> **Given problem**
Identify the lines that contain the string "imprescindible", then copy each of them.

> **Saved data entries**

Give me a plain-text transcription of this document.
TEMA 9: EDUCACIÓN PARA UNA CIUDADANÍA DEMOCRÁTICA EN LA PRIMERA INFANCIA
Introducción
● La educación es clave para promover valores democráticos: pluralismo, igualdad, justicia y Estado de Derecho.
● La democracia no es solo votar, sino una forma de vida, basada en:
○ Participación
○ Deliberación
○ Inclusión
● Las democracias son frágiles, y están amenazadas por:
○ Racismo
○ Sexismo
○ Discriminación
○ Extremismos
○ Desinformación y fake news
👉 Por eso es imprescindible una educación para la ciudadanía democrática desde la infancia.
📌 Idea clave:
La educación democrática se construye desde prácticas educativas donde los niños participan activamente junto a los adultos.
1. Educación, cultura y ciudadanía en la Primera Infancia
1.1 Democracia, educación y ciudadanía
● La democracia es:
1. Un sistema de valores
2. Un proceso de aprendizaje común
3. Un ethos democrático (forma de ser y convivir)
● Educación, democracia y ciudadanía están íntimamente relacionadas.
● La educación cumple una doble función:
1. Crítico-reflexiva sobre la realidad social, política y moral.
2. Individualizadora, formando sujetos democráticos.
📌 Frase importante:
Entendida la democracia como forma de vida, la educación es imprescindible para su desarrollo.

> **Task answer**
👉 Por eso es imprescindible una educación para la ciudadanía democrática desde la infancia.
Entendida la democracia como forma de vida, la educación es imprescindible para su desarrollo.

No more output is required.